Only lines with the string "name" matter here; gather them from the material below.

Records from a dataset:
/---

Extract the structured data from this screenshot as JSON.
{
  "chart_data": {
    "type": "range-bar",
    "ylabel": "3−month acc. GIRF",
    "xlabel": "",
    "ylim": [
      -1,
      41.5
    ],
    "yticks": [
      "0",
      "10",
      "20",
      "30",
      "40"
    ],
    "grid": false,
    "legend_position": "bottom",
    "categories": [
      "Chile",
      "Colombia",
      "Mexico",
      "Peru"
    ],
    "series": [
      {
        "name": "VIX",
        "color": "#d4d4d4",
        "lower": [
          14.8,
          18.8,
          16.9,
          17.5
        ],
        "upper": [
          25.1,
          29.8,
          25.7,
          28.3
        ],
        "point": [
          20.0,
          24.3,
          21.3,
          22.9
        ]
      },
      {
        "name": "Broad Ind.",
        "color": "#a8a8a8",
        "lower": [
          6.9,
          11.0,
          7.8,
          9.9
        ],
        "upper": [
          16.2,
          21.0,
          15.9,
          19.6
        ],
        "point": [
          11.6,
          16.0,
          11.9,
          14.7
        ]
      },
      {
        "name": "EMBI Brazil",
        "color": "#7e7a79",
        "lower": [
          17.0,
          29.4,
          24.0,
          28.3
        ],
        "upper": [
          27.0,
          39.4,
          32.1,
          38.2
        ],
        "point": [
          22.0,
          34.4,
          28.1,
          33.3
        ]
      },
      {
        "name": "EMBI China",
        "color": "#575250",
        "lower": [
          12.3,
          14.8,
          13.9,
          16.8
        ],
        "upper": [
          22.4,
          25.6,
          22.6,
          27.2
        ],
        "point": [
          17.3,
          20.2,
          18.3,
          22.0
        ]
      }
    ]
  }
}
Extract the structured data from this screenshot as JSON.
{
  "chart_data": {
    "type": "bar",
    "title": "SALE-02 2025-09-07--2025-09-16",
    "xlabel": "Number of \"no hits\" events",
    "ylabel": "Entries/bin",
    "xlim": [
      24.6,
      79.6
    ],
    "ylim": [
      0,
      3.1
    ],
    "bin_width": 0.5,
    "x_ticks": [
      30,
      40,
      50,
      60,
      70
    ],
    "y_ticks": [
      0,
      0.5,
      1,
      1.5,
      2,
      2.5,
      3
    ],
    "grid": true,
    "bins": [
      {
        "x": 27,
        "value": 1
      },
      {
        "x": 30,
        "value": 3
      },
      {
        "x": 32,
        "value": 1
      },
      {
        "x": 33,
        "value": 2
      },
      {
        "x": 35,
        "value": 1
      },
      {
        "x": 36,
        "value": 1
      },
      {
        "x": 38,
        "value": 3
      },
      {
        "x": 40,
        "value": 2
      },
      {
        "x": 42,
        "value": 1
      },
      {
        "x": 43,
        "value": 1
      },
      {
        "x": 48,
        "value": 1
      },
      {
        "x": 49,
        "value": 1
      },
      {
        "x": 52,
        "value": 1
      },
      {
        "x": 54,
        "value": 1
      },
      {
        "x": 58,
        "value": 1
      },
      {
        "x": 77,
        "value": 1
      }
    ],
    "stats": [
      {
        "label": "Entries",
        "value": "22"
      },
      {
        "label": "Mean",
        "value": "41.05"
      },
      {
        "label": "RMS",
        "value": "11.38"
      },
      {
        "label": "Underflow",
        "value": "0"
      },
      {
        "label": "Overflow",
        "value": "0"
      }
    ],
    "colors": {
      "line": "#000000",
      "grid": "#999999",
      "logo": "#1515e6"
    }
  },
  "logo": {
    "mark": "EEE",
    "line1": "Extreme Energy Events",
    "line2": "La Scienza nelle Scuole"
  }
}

\---

[THE COMPLETED TASK]:
        "name": "VIX",
        "name": "Broad Ind.",
        "name": "EMBI Brazil",
        "name": "EMBI China",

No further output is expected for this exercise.